Records from a dataset:
....................

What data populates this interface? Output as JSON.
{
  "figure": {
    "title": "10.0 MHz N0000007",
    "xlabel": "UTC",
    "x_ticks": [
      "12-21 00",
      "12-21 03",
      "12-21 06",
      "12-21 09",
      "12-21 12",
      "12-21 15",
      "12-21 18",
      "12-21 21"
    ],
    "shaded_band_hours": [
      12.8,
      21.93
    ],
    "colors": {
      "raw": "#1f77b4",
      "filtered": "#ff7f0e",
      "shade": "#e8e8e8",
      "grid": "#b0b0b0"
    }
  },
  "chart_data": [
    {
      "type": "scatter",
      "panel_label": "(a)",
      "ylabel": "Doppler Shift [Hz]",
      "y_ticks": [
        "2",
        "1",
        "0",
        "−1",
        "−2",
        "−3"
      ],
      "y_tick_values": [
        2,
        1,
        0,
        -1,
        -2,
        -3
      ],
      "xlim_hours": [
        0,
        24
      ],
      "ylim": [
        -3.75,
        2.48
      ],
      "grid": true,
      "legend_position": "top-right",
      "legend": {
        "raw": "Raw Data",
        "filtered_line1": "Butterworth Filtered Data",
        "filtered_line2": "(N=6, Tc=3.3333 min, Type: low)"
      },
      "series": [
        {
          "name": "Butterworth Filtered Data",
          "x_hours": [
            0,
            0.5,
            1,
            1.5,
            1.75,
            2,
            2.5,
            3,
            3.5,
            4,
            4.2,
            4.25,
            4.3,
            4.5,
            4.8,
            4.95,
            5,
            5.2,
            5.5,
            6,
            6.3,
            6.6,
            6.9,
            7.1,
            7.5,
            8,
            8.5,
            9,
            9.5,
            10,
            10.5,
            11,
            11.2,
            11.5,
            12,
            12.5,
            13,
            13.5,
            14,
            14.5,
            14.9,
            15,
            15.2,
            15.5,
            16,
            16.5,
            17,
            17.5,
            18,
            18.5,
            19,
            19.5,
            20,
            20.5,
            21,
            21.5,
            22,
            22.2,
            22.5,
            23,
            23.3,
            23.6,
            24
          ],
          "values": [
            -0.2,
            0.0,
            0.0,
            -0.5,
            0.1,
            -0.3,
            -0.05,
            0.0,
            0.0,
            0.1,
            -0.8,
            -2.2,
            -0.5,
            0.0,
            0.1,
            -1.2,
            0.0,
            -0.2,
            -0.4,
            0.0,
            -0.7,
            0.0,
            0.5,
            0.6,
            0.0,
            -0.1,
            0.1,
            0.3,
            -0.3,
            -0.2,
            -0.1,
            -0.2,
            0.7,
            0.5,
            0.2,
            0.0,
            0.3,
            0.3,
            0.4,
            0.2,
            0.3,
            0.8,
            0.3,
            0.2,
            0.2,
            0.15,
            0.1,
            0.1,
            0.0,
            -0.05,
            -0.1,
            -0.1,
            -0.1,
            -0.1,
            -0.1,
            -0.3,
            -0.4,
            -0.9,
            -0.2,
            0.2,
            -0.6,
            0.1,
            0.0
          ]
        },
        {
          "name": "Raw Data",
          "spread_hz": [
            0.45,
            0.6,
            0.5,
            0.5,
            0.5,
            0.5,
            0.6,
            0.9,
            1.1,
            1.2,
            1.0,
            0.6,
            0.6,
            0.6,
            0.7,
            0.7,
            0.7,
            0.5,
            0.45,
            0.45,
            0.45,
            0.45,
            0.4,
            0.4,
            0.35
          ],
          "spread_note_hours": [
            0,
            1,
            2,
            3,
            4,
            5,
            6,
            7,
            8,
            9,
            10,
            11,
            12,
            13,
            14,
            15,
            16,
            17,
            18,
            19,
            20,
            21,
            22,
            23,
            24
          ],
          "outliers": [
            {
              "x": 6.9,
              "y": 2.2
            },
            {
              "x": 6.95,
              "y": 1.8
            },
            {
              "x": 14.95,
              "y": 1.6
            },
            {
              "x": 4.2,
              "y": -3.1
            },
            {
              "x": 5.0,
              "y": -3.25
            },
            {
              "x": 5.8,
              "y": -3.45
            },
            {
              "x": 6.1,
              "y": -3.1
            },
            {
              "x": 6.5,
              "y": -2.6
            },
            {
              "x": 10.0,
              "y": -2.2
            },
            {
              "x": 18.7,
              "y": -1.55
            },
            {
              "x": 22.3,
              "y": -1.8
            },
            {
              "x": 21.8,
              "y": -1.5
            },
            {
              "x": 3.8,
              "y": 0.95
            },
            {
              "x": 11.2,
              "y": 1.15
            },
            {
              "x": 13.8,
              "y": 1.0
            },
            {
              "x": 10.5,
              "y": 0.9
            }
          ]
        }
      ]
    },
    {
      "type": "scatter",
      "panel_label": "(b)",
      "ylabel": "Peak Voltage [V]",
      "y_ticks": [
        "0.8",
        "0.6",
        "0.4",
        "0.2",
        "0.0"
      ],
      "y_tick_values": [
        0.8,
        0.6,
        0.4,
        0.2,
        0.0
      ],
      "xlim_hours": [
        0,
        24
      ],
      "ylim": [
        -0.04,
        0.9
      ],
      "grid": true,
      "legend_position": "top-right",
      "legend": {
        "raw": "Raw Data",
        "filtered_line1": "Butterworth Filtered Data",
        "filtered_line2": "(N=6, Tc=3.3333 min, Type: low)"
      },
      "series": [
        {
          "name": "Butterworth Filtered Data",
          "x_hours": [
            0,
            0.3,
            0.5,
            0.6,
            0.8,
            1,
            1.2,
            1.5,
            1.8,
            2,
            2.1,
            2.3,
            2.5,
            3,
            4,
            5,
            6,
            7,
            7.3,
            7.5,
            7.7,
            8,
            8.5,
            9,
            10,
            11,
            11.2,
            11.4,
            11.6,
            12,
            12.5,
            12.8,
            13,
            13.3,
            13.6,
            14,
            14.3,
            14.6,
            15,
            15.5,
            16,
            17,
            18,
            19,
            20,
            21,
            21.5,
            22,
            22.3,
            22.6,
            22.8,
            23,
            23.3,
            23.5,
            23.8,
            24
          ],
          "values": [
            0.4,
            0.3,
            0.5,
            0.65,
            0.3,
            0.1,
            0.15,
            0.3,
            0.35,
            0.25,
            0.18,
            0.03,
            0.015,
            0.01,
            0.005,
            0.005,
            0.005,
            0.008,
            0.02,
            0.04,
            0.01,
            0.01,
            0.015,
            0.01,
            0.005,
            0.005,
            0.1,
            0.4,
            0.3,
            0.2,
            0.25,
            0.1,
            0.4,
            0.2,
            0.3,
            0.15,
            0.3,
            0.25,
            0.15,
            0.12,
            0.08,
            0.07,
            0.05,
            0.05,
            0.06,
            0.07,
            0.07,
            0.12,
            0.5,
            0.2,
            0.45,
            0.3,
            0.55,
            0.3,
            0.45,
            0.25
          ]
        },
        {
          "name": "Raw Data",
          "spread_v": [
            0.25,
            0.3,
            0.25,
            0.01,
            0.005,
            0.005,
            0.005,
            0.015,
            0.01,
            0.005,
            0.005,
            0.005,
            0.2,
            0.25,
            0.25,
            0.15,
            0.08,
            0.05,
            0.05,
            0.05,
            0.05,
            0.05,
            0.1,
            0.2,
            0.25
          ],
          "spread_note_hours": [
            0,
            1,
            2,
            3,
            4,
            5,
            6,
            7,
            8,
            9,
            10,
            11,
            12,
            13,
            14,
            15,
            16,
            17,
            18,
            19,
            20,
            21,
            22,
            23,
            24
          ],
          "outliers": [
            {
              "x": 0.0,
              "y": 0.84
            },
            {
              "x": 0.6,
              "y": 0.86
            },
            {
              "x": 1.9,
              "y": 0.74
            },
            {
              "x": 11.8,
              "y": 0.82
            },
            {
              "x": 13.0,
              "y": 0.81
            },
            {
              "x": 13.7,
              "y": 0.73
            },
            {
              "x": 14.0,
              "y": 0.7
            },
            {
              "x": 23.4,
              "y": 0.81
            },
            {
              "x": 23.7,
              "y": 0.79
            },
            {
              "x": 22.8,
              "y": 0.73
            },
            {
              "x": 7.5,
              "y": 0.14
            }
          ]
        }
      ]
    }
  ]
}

....................

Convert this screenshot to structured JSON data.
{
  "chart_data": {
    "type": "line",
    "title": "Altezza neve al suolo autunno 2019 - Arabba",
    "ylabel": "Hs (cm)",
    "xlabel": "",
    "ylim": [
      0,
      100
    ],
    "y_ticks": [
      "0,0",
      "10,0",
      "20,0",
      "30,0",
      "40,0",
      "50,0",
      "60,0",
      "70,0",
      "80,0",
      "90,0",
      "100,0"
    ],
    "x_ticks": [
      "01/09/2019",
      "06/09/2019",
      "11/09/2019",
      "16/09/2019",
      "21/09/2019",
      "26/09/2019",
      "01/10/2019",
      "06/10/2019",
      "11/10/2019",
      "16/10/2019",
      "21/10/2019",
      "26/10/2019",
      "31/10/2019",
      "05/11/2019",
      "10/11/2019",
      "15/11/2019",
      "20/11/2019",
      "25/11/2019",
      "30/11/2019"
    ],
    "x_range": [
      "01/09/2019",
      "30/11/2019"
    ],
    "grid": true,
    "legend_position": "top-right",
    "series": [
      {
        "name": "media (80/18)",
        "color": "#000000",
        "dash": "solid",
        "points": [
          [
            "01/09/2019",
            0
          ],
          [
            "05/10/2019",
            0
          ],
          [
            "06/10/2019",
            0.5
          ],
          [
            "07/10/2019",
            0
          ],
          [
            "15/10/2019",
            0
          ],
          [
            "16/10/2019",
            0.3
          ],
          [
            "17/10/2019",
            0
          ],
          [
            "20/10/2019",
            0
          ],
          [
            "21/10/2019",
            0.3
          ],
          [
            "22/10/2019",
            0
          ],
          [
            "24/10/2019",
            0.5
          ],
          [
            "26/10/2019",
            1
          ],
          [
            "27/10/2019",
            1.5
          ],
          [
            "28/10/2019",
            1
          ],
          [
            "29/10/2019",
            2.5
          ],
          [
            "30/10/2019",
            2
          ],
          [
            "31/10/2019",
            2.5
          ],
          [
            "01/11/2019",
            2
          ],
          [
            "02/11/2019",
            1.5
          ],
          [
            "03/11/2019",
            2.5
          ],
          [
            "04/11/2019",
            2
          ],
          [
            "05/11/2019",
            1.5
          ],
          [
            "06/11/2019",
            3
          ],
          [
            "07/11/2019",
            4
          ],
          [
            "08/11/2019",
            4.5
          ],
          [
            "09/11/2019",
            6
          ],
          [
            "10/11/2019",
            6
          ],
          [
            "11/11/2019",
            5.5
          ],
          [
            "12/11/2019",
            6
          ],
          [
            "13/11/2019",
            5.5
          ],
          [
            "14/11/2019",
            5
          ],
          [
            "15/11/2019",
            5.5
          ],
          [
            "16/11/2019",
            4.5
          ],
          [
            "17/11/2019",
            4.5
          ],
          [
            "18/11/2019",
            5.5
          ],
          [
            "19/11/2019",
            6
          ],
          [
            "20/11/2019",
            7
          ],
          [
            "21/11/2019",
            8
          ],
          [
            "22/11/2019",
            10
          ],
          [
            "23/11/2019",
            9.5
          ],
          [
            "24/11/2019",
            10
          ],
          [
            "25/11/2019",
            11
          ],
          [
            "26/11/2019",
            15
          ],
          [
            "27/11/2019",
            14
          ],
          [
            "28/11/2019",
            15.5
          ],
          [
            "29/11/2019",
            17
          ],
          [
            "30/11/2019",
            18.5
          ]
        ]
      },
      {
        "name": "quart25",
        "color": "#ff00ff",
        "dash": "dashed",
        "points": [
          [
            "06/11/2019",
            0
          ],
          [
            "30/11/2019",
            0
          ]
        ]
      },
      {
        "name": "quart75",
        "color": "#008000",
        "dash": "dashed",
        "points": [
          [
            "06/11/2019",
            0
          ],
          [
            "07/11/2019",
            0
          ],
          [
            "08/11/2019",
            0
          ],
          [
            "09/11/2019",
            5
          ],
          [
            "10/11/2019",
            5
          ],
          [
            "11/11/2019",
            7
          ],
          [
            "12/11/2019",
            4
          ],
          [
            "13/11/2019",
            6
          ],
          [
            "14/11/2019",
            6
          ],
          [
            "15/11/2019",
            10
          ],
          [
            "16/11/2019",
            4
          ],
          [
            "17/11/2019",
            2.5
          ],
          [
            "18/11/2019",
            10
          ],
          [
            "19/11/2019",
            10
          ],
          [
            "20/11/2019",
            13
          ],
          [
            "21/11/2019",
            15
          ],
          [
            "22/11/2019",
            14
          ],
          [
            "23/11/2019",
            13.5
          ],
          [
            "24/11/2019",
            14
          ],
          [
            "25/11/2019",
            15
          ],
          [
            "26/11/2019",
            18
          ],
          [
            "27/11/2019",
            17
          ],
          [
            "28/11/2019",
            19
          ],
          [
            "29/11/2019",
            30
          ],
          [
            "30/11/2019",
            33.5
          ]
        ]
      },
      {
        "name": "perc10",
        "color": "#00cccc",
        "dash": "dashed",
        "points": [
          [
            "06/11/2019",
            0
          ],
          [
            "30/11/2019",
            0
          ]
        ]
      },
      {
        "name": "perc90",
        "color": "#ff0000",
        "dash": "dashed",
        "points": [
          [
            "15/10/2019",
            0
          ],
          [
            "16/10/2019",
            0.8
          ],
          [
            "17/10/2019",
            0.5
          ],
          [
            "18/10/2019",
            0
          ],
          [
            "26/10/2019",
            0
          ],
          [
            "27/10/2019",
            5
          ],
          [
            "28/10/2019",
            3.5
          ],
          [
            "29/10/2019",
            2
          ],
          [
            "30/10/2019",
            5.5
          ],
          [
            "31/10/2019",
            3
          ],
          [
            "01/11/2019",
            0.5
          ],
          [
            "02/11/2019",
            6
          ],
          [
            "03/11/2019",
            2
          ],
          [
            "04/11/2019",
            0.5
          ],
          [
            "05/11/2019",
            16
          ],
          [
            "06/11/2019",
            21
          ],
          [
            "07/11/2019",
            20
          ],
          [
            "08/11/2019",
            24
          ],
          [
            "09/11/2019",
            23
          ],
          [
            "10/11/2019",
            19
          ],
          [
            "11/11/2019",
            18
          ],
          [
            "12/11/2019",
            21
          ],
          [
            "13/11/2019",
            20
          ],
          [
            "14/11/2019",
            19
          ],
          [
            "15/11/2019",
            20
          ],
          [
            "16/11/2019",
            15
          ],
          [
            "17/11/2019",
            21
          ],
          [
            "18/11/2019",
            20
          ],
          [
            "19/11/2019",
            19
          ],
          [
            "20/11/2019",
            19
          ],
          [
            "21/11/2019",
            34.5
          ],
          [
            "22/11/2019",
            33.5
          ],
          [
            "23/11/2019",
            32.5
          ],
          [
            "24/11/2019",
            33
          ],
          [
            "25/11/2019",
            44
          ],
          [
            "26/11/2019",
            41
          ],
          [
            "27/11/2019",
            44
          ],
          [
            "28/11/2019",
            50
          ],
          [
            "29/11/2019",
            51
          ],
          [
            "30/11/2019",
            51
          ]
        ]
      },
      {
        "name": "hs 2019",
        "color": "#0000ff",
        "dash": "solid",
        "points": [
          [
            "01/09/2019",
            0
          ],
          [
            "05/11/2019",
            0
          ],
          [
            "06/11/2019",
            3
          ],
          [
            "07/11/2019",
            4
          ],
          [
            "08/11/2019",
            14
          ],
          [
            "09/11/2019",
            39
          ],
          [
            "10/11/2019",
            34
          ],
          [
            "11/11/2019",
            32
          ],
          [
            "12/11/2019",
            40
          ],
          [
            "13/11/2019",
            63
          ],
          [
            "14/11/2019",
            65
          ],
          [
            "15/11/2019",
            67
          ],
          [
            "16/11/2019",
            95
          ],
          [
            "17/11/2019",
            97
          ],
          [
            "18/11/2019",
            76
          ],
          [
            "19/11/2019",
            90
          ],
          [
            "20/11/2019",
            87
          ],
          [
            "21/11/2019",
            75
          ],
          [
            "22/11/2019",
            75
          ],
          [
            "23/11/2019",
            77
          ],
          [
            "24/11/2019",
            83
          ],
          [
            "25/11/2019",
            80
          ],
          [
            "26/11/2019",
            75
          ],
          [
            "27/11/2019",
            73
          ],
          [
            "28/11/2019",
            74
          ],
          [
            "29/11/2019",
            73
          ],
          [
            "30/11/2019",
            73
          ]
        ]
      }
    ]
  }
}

....................

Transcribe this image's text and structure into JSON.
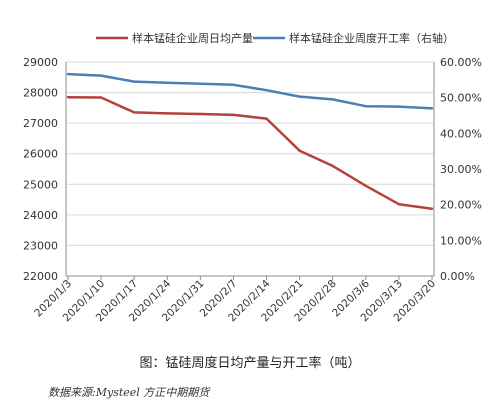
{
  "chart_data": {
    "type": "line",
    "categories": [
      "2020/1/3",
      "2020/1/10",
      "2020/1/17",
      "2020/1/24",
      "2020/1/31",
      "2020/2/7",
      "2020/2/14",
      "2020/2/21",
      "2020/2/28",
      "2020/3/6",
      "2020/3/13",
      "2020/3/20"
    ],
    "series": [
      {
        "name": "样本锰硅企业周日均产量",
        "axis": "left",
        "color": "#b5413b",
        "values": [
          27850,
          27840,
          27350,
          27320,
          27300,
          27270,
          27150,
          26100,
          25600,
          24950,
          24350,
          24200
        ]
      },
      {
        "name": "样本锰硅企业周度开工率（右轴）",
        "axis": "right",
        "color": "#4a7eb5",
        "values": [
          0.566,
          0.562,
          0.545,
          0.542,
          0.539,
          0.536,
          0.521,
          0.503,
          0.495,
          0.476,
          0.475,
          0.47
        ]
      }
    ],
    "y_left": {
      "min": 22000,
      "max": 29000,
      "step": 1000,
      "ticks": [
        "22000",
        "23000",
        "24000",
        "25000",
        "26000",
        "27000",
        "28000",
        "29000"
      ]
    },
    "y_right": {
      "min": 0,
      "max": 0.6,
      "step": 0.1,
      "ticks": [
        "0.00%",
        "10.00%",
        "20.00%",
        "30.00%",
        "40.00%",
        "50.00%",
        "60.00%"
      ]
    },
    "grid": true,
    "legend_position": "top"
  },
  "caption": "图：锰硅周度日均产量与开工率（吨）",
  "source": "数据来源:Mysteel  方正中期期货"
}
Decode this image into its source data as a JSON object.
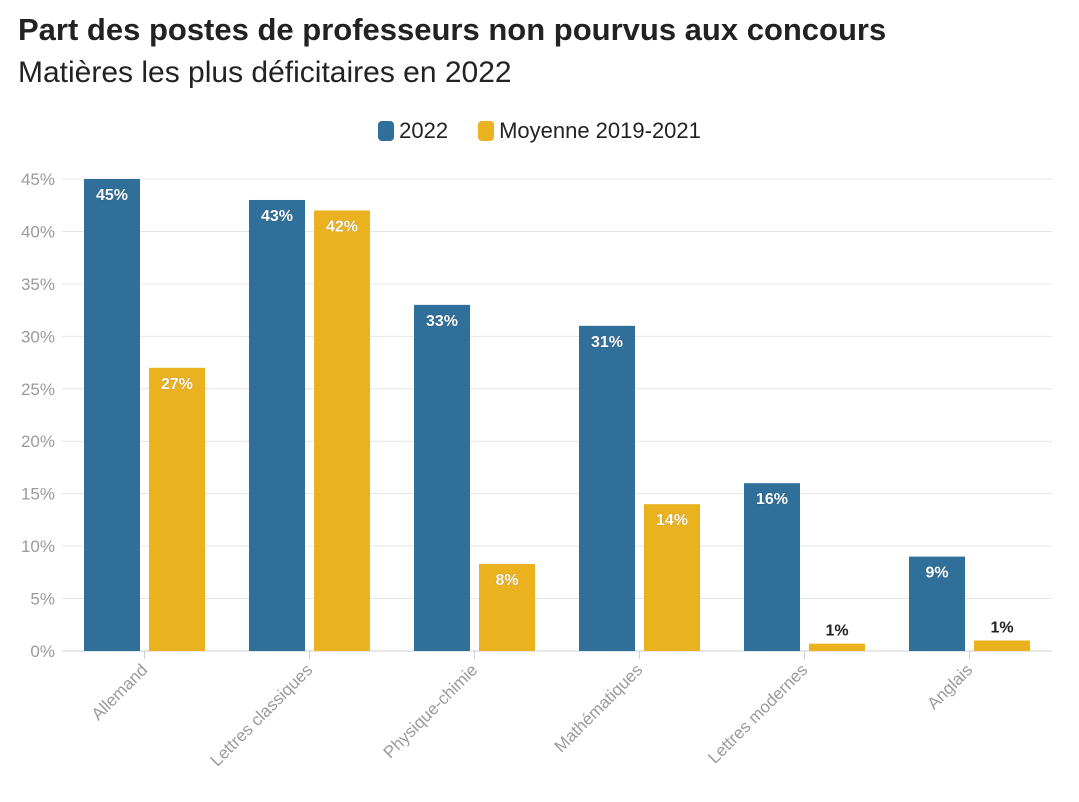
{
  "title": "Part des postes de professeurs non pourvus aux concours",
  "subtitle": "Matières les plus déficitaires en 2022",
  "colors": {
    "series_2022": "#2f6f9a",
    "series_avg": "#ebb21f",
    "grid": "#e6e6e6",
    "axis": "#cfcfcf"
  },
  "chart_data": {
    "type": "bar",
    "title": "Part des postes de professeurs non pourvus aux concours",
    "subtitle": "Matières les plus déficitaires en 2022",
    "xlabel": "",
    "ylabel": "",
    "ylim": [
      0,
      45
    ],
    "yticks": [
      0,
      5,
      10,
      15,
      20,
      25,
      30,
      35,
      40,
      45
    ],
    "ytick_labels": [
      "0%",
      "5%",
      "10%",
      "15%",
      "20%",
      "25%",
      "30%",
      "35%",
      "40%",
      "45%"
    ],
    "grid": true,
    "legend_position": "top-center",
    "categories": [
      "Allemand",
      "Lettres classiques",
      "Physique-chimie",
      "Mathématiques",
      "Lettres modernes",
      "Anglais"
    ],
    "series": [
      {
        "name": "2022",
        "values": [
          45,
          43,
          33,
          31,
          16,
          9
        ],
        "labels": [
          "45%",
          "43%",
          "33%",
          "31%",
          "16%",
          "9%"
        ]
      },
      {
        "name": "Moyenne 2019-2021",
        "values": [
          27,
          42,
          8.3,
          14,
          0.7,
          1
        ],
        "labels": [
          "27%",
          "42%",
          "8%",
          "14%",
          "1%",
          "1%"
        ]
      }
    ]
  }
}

....................

- Request:
What is the number of lines in the data holding the word "déficitaires"? Reply with that number only.

- Response:
2